-- Start TASK INPUT --
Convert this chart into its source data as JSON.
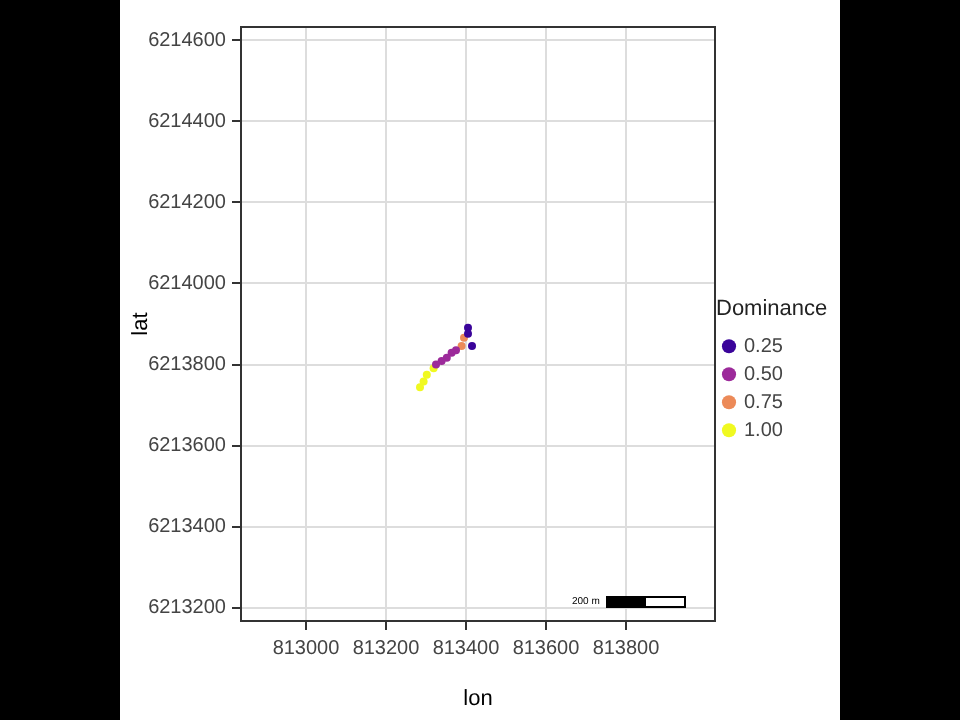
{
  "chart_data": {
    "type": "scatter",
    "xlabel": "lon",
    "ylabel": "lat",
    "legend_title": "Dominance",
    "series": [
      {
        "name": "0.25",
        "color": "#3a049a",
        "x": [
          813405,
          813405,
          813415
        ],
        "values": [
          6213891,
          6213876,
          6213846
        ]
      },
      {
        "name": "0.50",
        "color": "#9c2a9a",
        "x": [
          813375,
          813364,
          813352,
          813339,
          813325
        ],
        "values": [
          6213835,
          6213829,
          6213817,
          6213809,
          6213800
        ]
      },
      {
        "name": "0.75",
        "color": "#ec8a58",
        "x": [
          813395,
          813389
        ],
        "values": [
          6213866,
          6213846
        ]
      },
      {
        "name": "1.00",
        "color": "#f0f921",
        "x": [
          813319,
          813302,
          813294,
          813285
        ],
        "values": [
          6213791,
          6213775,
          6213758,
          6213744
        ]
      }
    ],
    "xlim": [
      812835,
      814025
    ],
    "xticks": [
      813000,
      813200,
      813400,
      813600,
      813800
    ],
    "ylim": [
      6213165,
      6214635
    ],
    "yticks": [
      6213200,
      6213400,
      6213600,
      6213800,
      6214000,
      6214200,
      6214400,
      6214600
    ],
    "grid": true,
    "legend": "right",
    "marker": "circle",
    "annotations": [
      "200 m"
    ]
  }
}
-- End TASK INPUT --
▶ _TASK BRIEF_:
Extract every line of the data exactly; pictures stay out.

▶ _REPLY TO THE TASK_:
Convert this chart into its source data as JSON.
{
  "chart_data": {
    "type": "scatter",
    "xlabel": "lon",
    "ylabel": "lat",
    "legend_title": "Dominance",
    "series": [
      {
        "name": "0.25",
        "color": "#3a049a",
        "x": [
          813405,
          813405,
          813415
        ],
        "values": [
          6213891,
          6213876,
          6213846
        ]
      },
      {
        "name": "0.50",
        "color": "#9c2a9a",
        "x": [
          813375,
          813364,
          813352,
          813339,
          813325
        ],
        "values": [
          6213835,
          6213829,
          6213817,
          6213809,
          6213800
        ]
      },
      {
        "name": "0.75",
        "color": "#ec8a58",
        "x": [
          813395,
          813389
        ],
        "values": [
          6213866,
          6213846
        ]
      },
      {
        "name": "1.00",
        "color": "#f0f921",
        "x": [
          813319,
          813302,
          813294,
          813285
        ],
        "values": [
          6213791,
          6213775,
          6213758,
          6213744
        ]
      }
    ],
    "xlim": [
      812835,
      814025
    ],
    "xticks": [
      813000,
      813200,
      813400,
      813600,
      813800
    ],
    "ylim": [
      6213165,
      6214635
    ],
    "yticks": [
      6213200,
      6213400,
      6213600,
      6213800,
      6214000,
      6214200,
      6214400,
      6214600
    ],
    "grid": true,
    "legend": "right",
    "marker": "circle",
    "annotations": [
      "200 m"
    ]
  }
}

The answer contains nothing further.